**What the task asks**
From the listing below, work out how many lines contain "prihodnjih". Reply with that number only.

**Data section**
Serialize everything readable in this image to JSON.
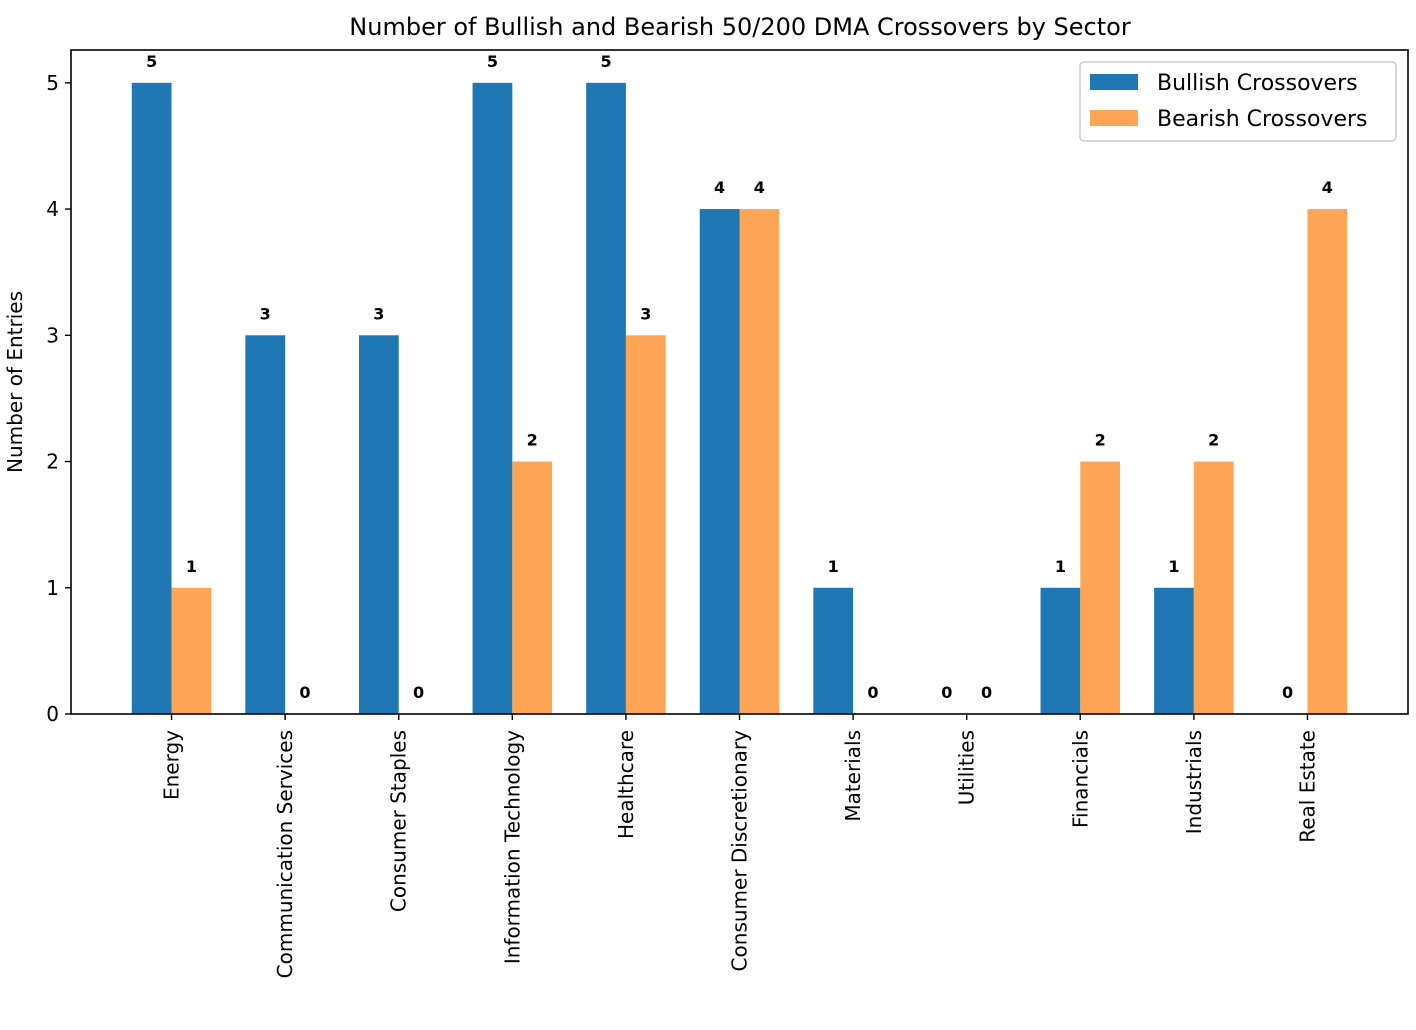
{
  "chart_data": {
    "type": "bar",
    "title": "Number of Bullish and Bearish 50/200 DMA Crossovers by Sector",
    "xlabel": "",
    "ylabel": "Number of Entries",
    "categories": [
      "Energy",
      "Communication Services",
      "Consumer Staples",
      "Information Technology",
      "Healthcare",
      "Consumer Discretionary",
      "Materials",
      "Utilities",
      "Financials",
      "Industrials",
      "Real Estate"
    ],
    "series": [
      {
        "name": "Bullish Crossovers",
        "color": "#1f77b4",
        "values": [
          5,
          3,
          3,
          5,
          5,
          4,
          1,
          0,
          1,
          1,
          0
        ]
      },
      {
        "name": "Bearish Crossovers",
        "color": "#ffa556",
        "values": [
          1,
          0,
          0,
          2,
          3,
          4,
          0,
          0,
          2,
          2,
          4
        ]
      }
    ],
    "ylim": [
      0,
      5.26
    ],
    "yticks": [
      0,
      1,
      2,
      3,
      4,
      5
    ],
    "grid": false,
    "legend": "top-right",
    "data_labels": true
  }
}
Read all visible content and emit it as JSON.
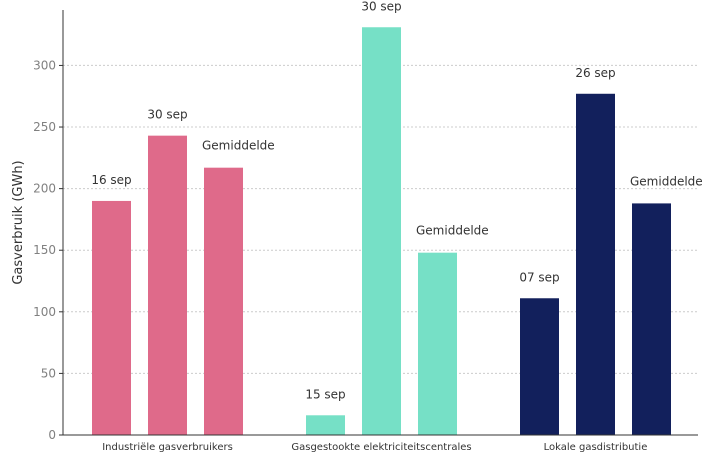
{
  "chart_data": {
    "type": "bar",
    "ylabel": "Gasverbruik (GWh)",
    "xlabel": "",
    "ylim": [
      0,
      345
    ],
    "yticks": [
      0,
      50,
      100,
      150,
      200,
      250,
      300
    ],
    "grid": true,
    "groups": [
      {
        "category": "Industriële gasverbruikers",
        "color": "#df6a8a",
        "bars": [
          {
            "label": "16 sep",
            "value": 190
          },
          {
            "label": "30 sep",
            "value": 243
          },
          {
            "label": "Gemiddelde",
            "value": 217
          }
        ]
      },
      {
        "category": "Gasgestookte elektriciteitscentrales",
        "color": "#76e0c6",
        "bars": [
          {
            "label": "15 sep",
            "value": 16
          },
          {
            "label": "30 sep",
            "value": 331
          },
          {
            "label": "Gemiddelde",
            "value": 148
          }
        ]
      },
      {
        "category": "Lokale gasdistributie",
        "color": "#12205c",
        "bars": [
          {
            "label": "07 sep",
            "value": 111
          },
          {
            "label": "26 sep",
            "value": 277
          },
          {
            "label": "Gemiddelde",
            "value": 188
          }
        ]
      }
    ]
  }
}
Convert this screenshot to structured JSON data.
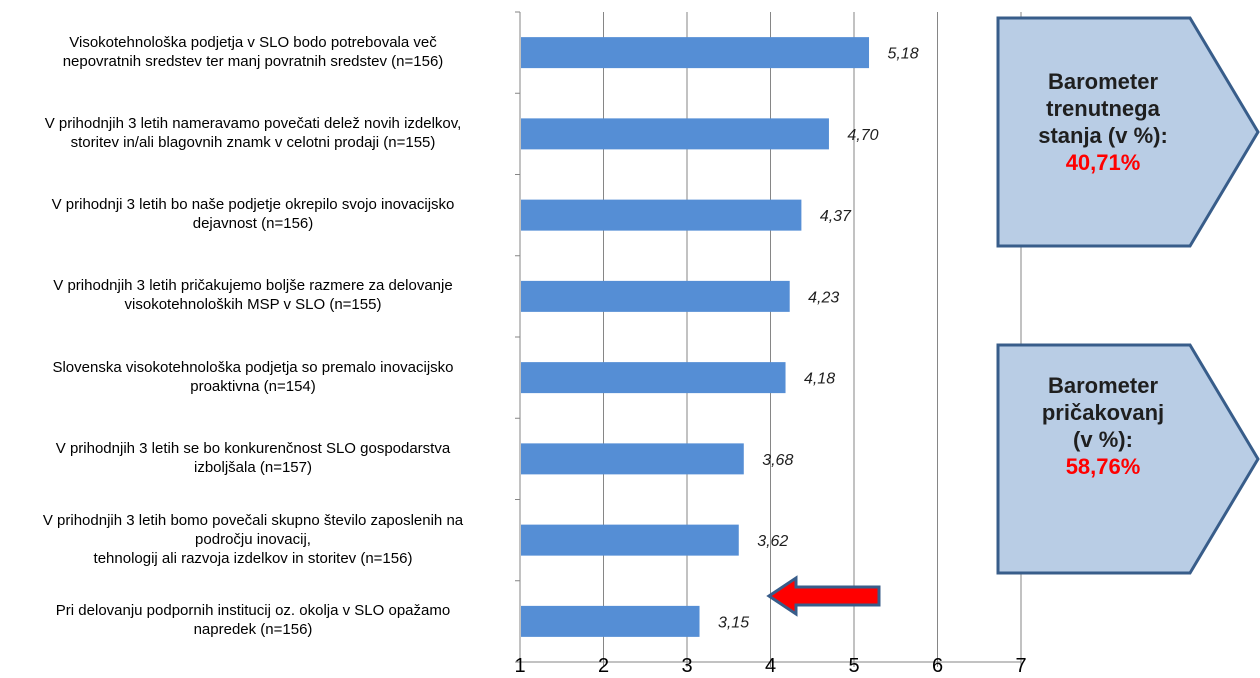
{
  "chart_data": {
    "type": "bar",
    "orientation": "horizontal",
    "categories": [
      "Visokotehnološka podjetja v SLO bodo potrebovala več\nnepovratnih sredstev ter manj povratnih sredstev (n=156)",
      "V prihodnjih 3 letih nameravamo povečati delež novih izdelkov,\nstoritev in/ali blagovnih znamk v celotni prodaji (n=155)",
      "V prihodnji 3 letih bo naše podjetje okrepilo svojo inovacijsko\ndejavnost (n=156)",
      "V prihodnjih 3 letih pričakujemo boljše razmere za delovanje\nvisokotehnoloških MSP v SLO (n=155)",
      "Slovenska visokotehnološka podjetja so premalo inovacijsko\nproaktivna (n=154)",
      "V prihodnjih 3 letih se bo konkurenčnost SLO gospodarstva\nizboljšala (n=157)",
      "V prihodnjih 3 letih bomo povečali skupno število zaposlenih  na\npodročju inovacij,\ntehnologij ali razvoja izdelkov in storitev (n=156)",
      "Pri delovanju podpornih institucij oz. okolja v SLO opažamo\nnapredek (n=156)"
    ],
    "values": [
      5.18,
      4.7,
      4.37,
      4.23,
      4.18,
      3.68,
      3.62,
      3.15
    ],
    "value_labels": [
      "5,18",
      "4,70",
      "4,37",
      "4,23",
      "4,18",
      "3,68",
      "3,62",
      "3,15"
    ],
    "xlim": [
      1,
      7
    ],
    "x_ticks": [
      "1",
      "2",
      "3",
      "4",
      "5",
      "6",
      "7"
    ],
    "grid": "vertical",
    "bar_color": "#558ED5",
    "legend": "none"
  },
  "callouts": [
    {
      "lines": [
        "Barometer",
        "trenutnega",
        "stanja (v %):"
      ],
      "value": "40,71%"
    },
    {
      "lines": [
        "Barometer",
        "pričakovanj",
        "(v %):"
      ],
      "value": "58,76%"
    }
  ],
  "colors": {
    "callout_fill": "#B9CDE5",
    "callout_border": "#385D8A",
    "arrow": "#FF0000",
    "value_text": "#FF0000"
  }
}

**Task output**
4